Goal of the exercise
Return the data below in full. Keep each character unchanged.

[Extracted records Boundary: Start]

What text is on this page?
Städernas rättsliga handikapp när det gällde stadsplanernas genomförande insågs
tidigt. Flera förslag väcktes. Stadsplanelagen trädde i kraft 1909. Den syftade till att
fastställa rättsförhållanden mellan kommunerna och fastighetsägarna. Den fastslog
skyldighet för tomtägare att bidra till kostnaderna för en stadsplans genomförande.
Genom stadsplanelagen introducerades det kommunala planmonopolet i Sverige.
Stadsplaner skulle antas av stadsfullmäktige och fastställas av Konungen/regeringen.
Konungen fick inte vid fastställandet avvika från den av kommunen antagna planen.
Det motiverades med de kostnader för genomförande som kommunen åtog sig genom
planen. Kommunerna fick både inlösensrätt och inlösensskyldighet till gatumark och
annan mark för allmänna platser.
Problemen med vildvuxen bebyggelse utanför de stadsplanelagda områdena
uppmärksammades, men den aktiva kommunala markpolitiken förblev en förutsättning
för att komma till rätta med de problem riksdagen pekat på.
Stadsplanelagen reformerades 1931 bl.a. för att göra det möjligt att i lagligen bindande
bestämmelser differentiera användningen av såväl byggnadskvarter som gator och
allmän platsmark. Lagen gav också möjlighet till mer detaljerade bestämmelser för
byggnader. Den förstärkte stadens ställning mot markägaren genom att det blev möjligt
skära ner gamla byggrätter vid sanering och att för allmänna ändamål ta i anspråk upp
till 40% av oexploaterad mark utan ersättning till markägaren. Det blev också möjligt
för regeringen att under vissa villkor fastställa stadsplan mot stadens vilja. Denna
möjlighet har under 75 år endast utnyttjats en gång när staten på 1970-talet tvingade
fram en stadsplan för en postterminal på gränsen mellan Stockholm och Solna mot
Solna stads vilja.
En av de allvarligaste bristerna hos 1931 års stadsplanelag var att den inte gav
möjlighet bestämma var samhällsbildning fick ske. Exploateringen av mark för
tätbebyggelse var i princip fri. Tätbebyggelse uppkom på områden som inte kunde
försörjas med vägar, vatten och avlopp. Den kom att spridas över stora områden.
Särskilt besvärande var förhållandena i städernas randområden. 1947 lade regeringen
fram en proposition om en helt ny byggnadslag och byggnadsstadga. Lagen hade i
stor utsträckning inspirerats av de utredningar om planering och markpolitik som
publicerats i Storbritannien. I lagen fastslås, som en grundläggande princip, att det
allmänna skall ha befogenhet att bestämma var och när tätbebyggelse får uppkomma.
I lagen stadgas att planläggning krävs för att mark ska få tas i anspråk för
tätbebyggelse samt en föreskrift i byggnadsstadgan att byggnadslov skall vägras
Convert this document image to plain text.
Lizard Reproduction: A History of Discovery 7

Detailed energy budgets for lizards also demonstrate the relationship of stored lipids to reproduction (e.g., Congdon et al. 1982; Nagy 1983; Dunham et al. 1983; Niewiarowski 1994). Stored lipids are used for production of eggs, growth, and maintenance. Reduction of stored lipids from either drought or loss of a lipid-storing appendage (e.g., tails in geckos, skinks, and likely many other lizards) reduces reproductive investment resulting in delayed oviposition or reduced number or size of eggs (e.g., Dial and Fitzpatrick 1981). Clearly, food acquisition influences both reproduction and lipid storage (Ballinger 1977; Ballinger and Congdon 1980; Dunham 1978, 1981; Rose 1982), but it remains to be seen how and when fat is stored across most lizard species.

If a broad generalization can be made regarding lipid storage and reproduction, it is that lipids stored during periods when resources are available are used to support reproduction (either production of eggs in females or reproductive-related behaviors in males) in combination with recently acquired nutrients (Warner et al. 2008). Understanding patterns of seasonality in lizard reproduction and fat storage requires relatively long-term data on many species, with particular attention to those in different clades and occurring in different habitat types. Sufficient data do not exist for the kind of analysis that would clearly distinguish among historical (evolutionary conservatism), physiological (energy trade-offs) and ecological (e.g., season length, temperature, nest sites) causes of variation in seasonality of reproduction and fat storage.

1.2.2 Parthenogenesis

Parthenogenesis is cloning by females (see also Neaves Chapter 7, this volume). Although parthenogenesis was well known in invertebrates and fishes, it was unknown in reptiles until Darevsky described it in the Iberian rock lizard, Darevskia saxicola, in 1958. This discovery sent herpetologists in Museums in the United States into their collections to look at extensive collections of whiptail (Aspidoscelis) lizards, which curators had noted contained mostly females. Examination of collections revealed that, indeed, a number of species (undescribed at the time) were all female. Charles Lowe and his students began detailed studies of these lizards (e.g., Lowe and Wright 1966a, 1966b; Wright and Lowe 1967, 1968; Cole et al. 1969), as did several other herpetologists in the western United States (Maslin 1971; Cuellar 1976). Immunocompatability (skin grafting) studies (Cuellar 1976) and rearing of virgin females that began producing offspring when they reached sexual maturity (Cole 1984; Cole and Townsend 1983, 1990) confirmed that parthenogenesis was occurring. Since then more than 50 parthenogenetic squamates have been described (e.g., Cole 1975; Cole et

[Extracted records Boundary: End]

Exercise response
What text is on this page?
Städernas rättsliga handikapp när det gällde stadsplanernas genomförande insågs
tidigt. Flera förslag väcktes. Stadsplanelagen trädde i kraft 1909. Den syftade till att
fastställa rättsförhållanden mellan kommunerna och fastighetsägarna. Den fastslog
skyldighet för tomtägare att bidra till kostnaderna för en stadsplans genomförande.
Genom stadsplanelagen introducerades det kommunala planmonopolet i Sverige.
Stadsplaner skulle antas av stadsfullmäktige och fastställas av Konungen/regeringen.
Konungen fick inte vid fastställandet avvika från den av kommunen antagna planen.
Det motiverades med de kostnader för genomförande som kommunen åtog sig genom
planen. Kommunerna fick både inlösensrätt och inlösensskyldighet till gatumark och
annan mark för allmänna platser.
Problemen med vildvuxen bebyggelse utanför de stadsplanelagda områdena
uppmärksammades, men den aktiva kommunala markpolitiken förblev en förutsättning
för att komma till rätta med de problem riksdagen pekat på.
Stadsplanelagen reformerades 1931 bl.a. för att göra det möjligt att i lagligen bindande
bestämmelser differentiera användningen av såväl byggnadskvarter som gator och
allmän platsmark. Lagen gav också möjlighet till mer detaljerade bestämmelser för
byggnader. Den förstärkte stadens ställning mot markägaren genom att det blev möjligt
skära ner gamla byggrätter vid sanering och att för allmänna ändamål ta i anspråk upp
till 40% av oexploaterad mark utan ersättning till markägaren. Det blev också möjligt
för regeringen att under vissa villkor fastställa stadsplan mot stadens vilja. Denna
möjlighet har under 75 år endast utnyttjats en gång när staten på 1970-talet tvingade
fram en stadsplan för en postterminal på gränsen mellan Stockholm och Solna mot
Solna stads vilja.
En av de allvarligaste bristerna hos 1931 års stadsplanelag var att den inte gav
möjlighet bestämma var samhällsbildning fick ske. Exploateringen av mark för
tätbebyggelse var i princip fri. Tätbebyggelse uppkom på områden som inte kunde
försörjas med vägar, vatten och avlopp. Den kom att spridas över stora områden.
Särskilt besvärande var förhållandena i städernas randområden. 1947 lade regeringen
fram en proposition om en helt ny byggnadslag och byggnadsstadga. Lagen hade i
stor utsträckning inspirerats av de utredningar om planering och markpolitik som
publicerats i Storbritannien. I lagen fastslås, som en grundläggande princip, att det
allmänna skall ha befogenhet att bestämma var och när tätbebyggelse får uppkomma.
I lagen stadgas att planläggning krävs för att mark ska få tas i anspråk för
tätbebyggelse samt en föreskrift i byggnadsstadgan att byggnadslov skall vägras
Convert this document image to plain text.
Lizard Reproduction: A History of Discovery 7

Detailed energy budgets for lizards also demonstrate the relationship of stored lipids to reproduction (e.g., Congdon et al. 1982; Nagy 1983; Dunham et al. 1983; Niewiarowski 1994). Stored lipids are used for production of eggs, growth, and maintenance. Reduction of stored lipids from either drought or loss of a lipid-storing appendage (e.g., tails in geckos, skinks, and likely many other lizards) reduces reproductive investment resulting in delayed oviposition or reduced number or size of eggs (e.g., Dial and Fitzpatrick 1981). Clearly, food acquisition influences both reproduction and lipid storage (Ballinger 1977; Ballinger and Congdon 1980; Dunham 1978, 1981; Rose 1982), but it remains to be seen how and when fat is stored across most lizard species.

If a broad generalization can be made regarding lipid storage and reproduction, it is that lipids stored during periods when resources are available are used to support reproduction (either production of eggs in females or reproductive-related behaviors in males) in combination with recently acquired nutrients (Warner et al. 2008). Understanding patterns of seasonality in lizard reproduction and fat storage requires relatively long-term data on many species, with particular attention to those in different clades and occurring in different habitat types. Sufficient data do not exist for the kind of analysis that would clearly distinguish among historical (evolutionary conservatism), physiological (energy trade-offs) and ecological (e.g., season length, temperature, nest sites) causes of variation in seasonality of reproduction and fat storage.

1.2.2 Parthenogenesis

Parthenogenesis is cloning by females (see also Neaves Chapter 7, this volume). Although parthenogenesis was well known in invertebrates and fishes, it was unknown in reptiles until Darevsky described it in the Iberian rock lizard, Darevskia saxicola, in 1958. This discovery sent herpetologists in Museums in the United States into their collections to look at extensive collections of whiptail (Aspidoscelis) lizards, which curators had noted contained mostly females. Examination of collections revealed that, indeed, a number of species (undescribed at the time) were all female. Charles Lowe and his students began detailed studies of these lizards (e.g., Lowe and Wright 1966a, 1966b; Wright and Lowe 1967, 1968; Cole et al. 1969), as did several other herpetologists in the western United States (Maslin 1971; Cuellar 1976). Immunocompatability (skin grafting) studies (Cuellar 1976) and rearing of virgin females that began producing offspring when they reached sexual maturity (Cole 1984; Cole and Townsend 1983, 1990) confirmed that parthenogenesis was occurring. Since then more than 50 parthenogenetic squamates have been described (e.g., Cole 1975; Cole et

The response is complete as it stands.